Dans l'extrait ci-dessous sur la sortie à vélo autour de Surin, qu'ont les phis sur le petit autel trouvé au bord de la route ?

EXTRAIT CHOISI:
+++

Mardi 28 février 2017.

Surin. (57 km)

Pour profiter de la fraîcheur matinale, je pars souvent à vélo, dès huit heures sur les petites routes de la région. Je démarre avec vingt-trois degrés et je reviens à la maison avec trente degrés, et un soleil bien vertical vers onze heures. Ce matin, je commence par la grande route à quatre voies sur laquelle je me sens en toute sécurité grâce à une large bande d'urgence. Un petit arrêt à la fabrique d’autels des esprits. Il y en a pour tous les goûts. Au bord de la route, j’ai trouvé un petit autel beaucoup moins luxueux, mais où les phis n’ont pas été oubliés, car ils ont leur bouteille de soda et un peu de riz dans une soucoupe. À la campagne, les phis sont moins exigeants ! Je passe ensuite devant une succursale automobile, un grand magasin que j’ai trouvé, à ma grande surprise au mois de novembre, à un endroit où il n’y avait absolument rien en mars 2016 ! En six ou sept mois, on construit un immeuble ou un énorme bâtiment, et on l’ouvre au public avant même que le béton soit complètement sec ! Les Thaïlandais croient que leur pays n’est pas sur une zone sismique ou volcanique. Ils feraient bien de regarder de plus près les blocs de latérite à l’aspect spongieux avec lesquels ont été édifiés les temples khmers de Phanom Rung, non loin d’ici. En Thaïlande, le jour où la terre tremble, tout s’effondre comme châteaux de cartes. Les bâtiments ne sont prévus que pour défier les lois de la pesanteur, pas plus !

+++

ENTRÉES:
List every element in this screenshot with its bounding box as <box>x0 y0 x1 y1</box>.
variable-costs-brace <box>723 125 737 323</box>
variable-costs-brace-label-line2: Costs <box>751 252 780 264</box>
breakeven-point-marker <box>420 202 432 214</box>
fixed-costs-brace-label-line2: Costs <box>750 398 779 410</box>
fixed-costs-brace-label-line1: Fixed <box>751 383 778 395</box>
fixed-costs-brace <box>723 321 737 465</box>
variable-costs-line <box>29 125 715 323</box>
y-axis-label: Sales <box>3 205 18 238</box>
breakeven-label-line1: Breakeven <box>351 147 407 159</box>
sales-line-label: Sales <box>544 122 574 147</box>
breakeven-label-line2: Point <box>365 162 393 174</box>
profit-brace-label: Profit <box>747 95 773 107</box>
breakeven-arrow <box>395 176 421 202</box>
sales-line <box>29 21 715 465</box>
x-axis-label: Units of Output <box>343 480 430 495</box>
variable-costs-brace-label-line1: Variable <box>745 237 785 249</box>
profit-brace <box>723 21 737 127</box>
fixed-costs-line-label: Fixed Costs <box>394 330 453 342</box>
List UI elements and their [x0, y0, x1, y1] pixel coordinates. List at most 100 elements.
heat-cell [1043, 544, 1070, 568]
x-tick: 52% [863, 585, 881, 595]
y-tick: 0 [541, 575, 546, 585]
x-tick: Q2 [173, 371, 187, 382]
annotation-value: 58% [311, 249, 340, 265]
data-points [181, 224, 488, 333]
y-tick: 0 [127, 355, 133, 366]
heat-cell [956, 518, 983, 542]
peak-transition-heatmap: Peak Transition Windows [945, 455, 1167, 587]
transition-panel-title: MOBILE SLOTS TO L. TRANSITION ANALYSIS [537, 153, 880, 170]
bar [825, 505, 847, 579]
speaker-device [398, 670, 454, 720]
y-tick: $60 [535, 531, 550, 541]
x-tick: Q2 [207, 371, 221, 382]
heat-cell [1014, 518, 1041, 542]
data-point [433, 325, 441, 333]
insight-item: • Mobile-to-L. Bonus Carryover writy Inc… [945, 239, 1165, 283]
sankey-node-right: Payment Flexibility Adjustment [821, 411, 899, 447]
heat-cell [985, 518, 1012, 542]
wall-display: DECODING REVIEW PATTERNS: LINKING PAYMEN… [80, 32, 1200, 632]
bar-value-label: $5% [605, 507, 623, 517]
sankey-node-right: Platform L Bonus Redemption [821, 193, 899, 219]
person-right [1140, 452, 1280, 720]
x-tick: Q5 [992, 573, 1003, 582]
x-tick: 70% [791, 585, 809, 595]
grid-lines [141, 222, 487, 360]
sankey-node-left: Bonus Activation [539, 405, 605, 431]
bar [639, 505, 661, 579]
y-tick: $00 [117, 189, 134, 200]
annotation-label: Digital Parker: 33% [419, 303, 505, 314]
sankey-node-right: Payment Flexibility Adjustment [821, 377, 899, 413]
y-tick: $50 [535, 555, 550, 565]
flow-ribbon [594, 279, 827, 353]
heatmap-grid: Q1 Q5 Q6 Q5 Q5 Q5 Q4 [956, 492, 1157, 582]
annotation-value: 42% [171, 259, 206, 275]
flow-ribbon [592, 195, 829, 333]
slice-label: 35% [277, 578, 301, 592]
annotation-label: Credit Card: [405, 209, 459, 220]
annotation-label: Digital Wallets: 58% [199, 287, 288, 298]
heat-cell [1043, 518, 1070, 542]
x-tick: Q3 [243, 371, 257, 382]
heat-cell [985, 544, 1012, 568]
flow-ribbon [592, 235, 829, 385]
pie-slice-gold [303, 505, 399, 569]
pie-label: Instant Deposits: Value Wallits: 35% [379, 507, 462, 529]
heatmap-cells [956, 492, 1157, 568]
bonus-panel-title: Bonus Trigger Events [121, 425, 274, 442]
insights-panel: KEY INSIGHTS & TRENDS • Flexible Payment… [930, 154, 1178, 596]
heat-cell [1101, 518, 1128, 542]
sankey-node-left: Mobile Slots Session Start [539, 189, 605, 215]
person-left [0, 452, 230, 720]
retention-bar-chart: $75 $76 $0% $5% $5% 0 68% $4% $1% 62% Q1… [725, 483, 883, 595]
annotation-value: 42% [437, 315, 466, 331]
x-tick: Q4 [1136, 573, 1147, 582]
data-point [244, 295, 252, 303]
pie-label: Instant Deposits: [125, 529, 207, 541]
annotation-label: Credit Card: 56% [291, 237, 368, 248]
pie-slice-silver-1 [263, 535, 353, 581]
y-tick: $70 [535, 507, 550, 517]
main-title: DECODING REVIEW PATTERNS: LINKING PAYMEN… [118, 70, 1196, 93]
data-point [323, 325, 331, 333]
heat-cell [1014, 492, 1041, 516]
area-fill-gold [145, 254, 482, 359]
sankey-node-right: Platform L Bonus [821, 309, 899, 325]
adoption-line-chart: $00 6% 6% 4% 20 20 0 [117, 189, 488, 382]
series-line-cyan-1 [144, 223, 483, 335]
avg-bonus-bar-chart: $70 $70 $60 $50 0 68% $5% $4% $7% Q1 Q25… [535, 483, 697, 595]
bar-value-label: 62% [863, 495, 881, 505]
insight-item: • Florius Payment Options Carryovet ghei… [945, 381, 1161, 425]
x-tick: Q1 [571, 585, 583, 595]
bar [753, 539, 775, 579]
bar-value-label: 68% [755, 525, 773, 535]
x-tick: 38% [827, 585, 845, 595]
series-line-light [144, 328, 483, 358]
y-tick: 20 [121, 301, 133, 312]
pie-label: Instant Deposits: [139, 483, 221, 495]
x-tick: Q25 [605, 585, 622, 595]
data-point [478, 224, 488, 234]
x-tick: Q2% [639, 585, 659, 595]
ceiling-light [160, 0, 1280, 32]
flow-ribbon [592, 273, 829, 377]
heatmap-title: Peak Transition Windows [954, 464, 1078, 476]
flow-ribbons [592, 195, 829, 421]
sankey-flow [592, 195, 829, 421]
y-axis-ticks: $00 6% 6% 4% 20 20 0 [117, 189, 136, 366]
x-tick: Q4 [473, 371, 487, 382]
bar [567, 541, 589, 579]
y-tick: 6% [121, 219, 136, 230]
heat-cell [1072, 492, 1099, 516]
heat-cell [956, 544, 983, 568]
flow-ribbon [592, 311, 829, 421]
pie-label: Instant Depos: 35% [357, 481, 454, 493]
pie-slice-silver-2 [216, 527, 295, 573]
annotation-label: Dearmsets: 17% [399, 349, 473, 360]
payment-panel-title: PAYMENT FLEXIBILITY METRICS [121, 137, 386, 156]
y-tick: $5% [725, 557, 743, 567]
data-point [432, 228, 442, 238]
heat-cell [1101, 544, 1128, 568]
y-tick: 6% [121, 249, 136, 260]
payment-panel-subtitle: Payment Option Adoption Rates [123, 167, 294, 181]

+++

RÉPONSE ATTENDUE:
Leur bouteille de soda et un peu de riz dans une soucoupe.